--- begin TASK INPUTS ---
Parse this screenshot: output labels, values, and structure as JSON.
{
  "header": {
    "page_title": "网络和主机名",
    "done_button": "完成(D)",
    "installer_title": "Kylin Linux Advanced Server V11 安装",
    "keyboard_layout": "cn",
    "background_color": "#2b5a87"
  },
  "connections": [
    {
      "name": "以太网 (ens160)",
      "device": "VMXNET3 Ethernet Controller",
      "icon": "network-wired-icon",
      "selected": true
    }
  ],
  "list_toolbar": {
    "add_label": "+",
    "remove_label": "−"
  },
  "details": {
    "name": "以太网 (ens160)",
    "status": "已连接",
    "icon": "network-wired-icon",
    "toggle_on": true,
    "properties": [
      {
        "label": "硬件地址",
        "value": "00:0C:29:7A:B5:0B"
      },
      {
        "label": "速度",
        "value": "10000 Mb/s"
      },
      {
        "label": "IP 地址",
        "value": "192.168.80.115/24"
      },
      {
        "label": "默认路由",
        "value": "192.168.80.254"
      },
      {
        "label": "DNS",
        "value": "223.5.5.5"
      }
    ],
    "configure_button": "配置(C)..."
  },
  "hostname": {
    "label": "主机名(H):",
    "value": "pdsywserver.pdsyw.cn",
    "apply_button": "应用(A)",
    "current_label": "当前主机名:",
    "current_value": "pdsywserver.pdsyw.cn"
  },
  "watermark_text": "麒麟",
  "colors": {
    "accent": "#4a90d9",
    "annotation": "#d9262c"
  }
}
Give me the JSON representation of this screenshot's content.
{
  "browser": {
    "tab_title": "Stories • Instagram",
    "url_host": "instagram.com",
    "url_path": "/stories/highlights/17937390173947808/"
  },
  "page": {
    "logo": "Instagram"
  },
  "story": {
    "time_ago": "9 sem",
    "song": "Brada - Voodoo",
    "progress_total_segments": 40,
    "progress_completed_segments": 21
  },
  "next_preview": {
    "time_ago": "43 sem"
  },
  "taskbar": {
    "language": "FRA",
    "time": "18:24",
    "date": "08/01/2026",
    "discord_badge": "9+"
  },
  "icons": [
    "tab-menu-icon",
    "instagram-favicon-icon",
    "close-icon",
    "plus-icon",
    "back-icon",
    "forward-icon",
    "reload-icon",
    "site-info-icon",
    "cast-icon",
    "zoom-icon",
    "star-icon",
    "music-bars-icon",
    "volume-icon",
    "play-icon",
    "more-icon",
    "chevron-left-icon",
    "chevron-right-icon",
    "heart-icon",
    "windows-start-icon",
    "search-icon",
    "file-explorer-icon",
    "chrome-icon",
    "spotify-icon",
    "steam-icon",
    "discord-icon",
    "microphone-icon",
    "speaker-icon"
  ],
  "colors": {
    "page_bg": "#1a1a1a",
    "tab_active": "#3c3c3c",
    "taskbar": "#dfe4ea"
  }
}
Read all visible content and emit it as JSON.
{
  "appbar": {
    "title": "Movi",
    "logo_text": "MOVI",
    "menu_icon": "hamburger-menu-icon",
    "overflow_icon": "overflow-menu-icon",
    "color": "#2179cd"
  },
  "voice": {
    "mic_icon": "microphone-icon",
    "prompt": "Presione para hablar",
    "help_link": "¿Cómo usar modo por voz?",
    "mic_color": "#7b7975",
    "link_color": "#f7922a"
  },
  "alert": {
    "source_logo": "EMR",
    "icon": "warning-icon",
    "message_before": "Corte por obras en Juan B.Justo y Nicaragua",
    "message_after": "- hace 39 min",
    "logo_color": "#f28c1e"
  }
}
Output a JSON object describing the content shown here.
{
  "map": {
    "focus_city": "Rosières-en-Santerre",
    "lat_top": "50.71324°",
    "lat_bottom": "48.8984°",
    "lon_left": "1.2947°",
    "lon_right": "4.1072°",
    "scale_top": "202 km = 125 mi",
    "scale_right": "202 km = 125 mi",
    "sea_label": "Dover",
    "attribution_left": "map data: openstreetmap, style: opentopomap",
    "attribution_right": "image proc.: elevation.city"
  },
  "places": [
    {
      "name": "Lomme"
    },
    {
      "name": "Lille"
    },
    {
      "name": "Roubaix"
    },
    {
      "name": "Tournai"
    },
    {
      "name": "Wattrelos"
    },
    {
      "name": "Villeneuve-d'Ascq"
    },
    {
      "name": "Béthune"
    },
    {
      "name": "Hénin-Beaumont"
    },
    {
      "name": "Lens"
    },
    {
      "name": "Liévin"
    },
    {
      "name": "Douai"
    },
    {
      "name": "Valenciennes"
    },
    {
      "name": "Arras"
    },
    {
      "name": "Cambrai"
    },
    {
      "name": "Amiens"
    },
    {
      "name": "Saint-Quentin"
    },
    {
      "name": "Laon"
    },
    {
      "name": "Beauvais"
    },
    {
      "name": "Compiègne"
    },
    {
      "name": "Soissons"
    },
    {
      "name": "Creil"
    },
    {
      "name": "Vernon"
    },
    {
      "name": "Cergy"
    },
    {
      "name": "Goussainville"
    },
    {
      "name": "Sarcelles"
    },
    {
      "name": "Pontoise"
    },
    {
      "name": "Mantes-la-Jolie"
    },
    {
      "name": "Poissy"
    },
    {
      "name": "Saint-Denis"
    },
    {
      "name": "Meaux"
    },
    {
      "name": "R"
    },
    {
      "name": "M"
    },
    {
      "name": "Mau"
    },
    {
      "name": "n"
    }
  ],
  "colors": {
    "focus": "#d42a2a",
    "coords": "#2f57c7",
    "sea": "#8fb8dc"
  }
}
--- end TASK INPUTS ---
## YOUR TASK:
Note every line above where the string "wired" shows up, and copy those lines.

## COMPLETE ANSWER:
      "icon": "network-wired-icon",
    "icon": "network-wired-icon",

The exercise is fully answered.